• [Brief]
Pictures don't belong in the copy. Set down the lines from the one containing "Output a JSON" through the last line, exactly as they are.

• [Data listing]
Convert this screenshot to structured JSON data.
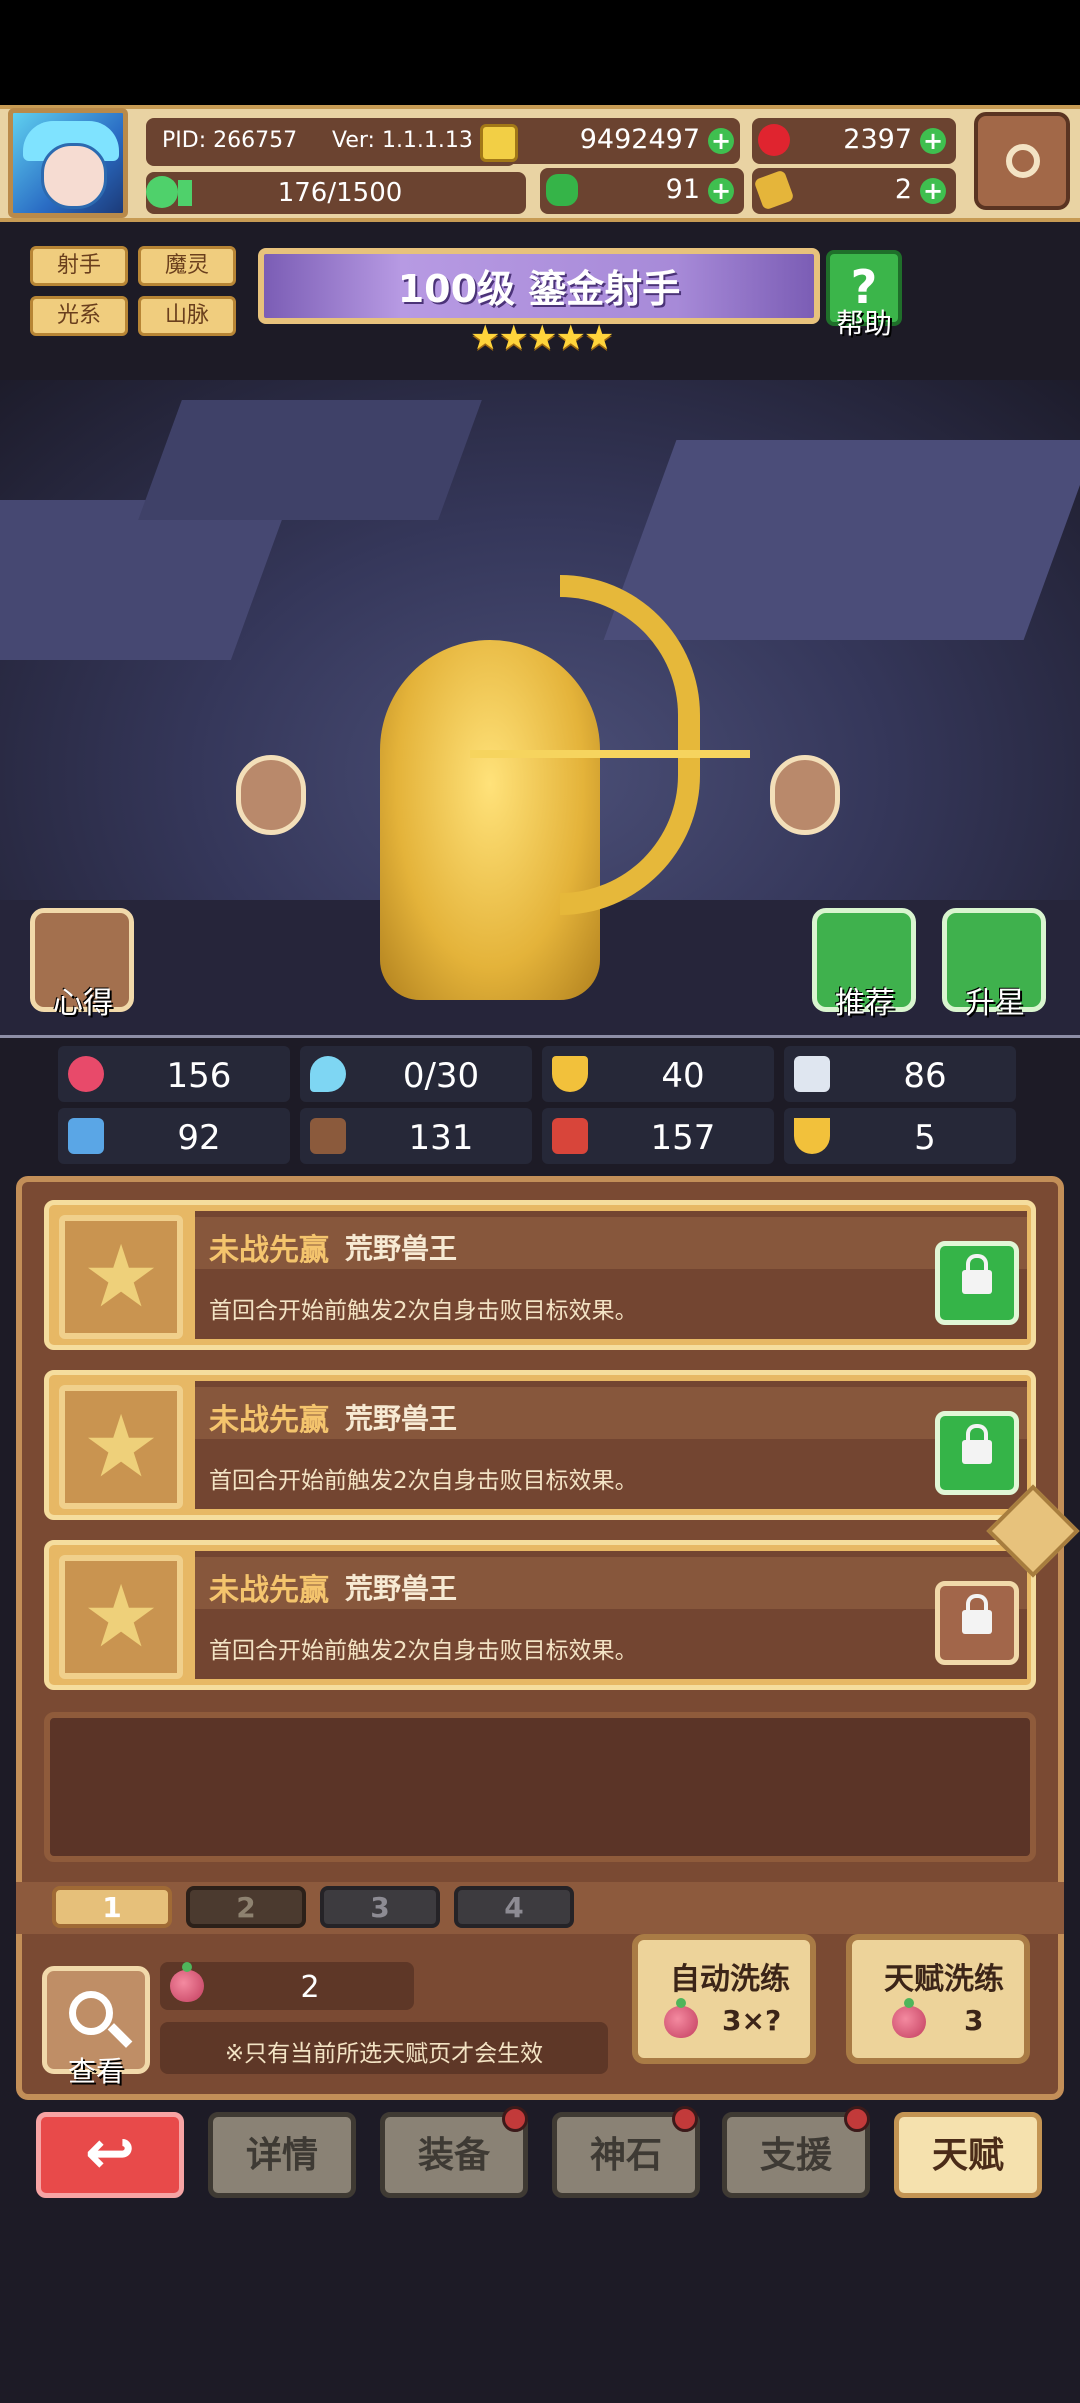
{
  "header": {
    "pid": "PID: 266757",
    "version": "Ver: 1.1.1.13",
    "gold": "9492497",
    "gems": "2397",
    "energy": "176/1500",
    "clover": "91",
    "key": "2"
  },
  "tags": [
    "射手",
    "魔灵",
    "光系",
    "山脉"
  ],
  "hero": {
    "title": "100级  鎏金射手",
    "stars": "★★★★★",
    "help_label": "帮助",
    "left_btn_label": "心得",
    "recommend_label": "推荐",
    "starup_label": "升星"
  },
  "stats": {
    "hp": "156",
    "mana": "0/30",
    "defense": "40",
    "speed": "86",
    "attack": "92",
    "magic": "131",
    "crit": "157",
    "luck": "5"
  },
  "talents": [
    {
      "name": "未战先赢",
      "kind": "荒野兽王",
      "desc": "首回合开始前触发2次自身击败目标效果。",
      "lock": "locked"
    },
    {
      "name": "未战先赢",
      "kind": "荒野兽王",
      "desc": "首回合开始前触发2次自身击败目标效果。",
      "lock": "locked"
    },
    {
      "name": "未战先赢",
      "kind": "荒野兽王",
      "desc": "首回合开始前触发2次自身击败目标效果。",
      "lock": "unlocked"
    }
  ],
  "pages": [
    "1",
    "2",
    "3",
    "4"
  ],
  "footer": {
    "view_label": "查看",
    "fruit_count": "2",
    "note": "※只有当前所选天赋页才会生效",
    "auto_refine_label": "自动洗练",
    "auto_refine_cost": "3×?",
    "talent_refine_label": "天赋洗练",
    "talent_refine_cost": "3"
  },
  "nav": {
    "back_icon": "↩",
    "details": "详情",
    "equipment": "装备",
    "godstone": "神石",
    "support": "支援",
    "talent": "天赋"
  },
  "colors": {
    "accent_gold": "#e7b865",
    "panel_brown": "#7a4a33",
    "green_button": "#3fb14d",
    "back_red": "#e84a4a"
  }
}
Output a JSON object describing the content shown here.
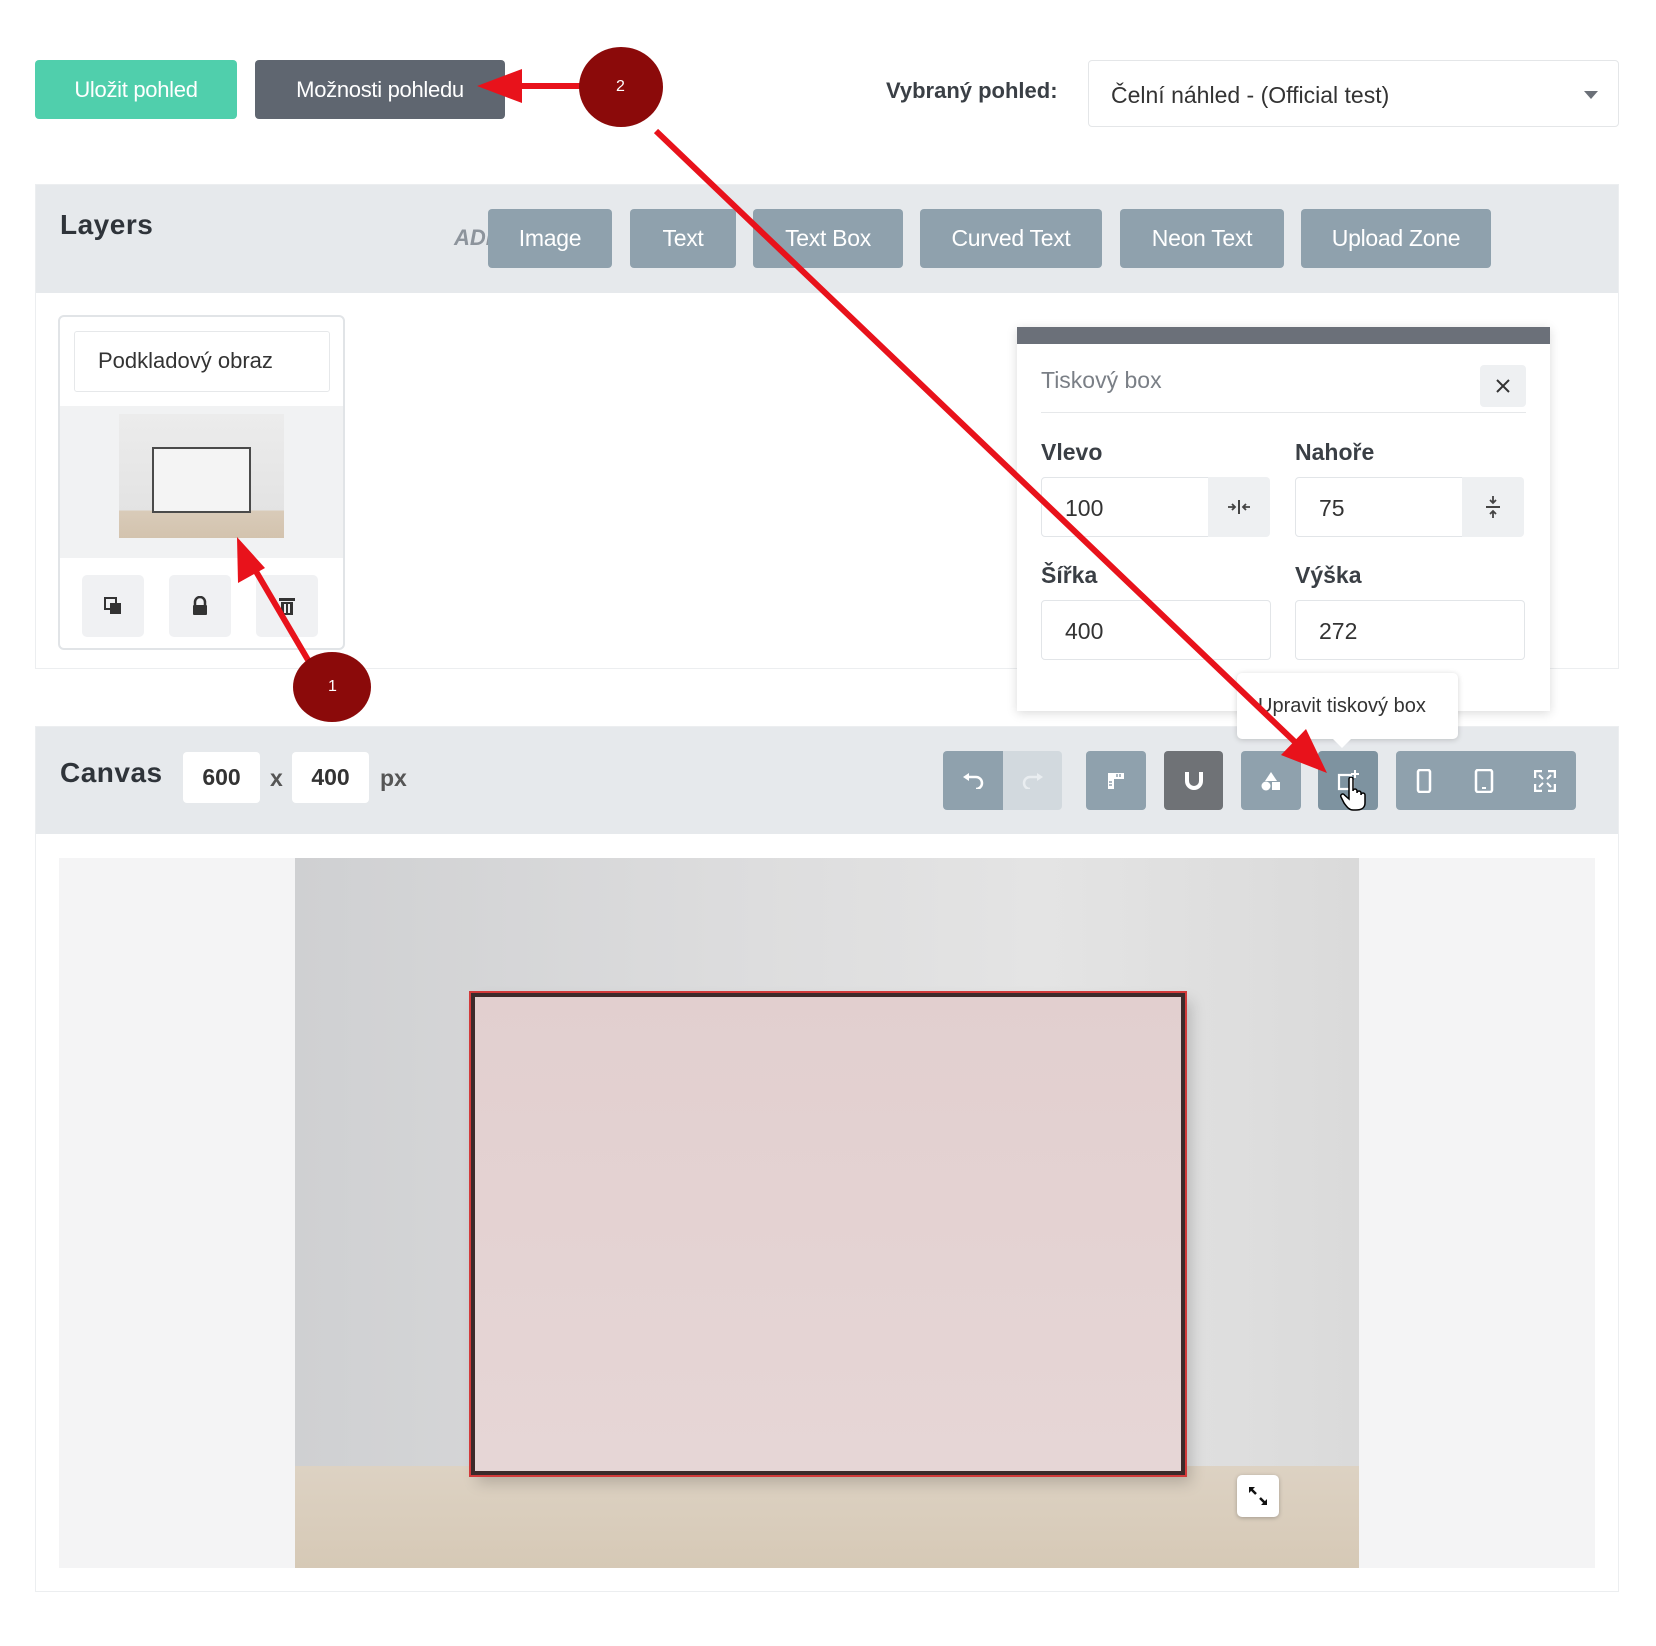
{
  "toolbar": {
    "save_label": "Uložit pohled",
    "options_label": "Možnosti pohledu",
    "selected_view_label": "Vybraný pohled:",
    "selected_view_value": "Čelní náhled - (Official test)"
  },
  "layers": {
    "title": "Layers",
    "add_label": "ADD",
    "add_buttons": [
      "Image",
      "Text",
      "Text Box",
      "Curved Text",
      "Neon Text",
      "Upload Zone"
    ],
    "card": {
      "name": "Podkladový obraz",
      "actions": [
        "duplicate-icon",
        "lock-icon",
        "trash-icon"
      ]
    }
  },
  "printbox": {
    "title": "Tiskový box",
    "left_label": "Vlevo",
    "left_value": "100",
    "top_label": "Nahoře",
    "top_value": "75",
    "width_label": "Šířka",
    "width_value": "400",
    "height_label": "Výška",
    "height_value": "272"
  },
  "tooltip": {
    "text": "Upravit tiskový box"
  },
  "canvas": {
    "title": "Canvas",
    "width": "600",
    "separator": "x",
    "height": "400",
    "unit": "px",
    "tools": [
      "undo-icon",
      "redo-icon",
      "ruler-icon",
      "magnet-icon",
      "shapes-icon",
      "printbox-icon",
      "phone-icon",
      "tablet-icon",
      "fullscreen-icon"
    ]
  },
  "annotations": {
    "marker_1": "1",
    "marker_2": "2",
    "color": "#e8121b",
    "marker_color": "#8b0a0a"
  },
  "colors": {
    "save_button": "#50cfac",
    "options_button": "#5f6670",
    "add_button": "#8fa1ad",
    "panel_header": "#e6e9ec",
    "active_tool": "#6f7276"
  }
}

• [Final result]
Output a JSON object describing the content shown here.
{
  "toolbar": {
    "save_label": "Uložit pohled",
    "options_label": "Možnosti pohledu",
    "selected_view_label": "Vybraný pohled:",
    "selected_view_value": "Čelní náhled - (Official test)"
  },
  "layers": {
    "title": "Layers",
    "add_label": "ADD",
    "add_buttons": [
      "Image",
      "Text",
      "Text Box",
      "Curved Text",
      "Neon Text",
      "Upload Zone"
    ],
    "card": {
      "name": "Podkladový obraz",
      "actions": [
        "duplicate-icon",
        "lock-icon",
        "trash-icon"
      ]
    }
  },
  "printbox": {
    "title": "Tiskový box",
    "left_label": "Vlevo",
    "left_value": "100",
    "top_label": "Nahoře",
    "top_value": "75",
    "width_label": "Šířka",
    "width_value": "400",
    "height_label": "Výška",
    "height_value": "272"
  },
  "tooltip": {
    "text": "Upravit tiskový box"
  },
  "canvas": {
    "title": "Canvas",
    "width": "600",
    "separator": "x",
    "height": "400",
    "unit": "px",
    "tools": [
      "undo-icon",
      "redo-icon",
      "ruler-icon",
      "magnet-icon",
      "shapes-icon",
      "printbox-icon",
      "phone-icon",
      "tablet-icon",
      "fullscreen-icon"
    ]
  },
  "annotations": {
    "marker_1": "1",
    "marker_2": "2",
    "color": "#e8121b",
    "marker_color": "#8b0a0a"
  },
  "colors": {
    "save_button": "#50cfac",
    "options_button": "#5f6670",
    "add_button": "#8fa1ad",
    "panel_header": "#e6e9ec",
    "active_tool": "#6f7276"
  }
}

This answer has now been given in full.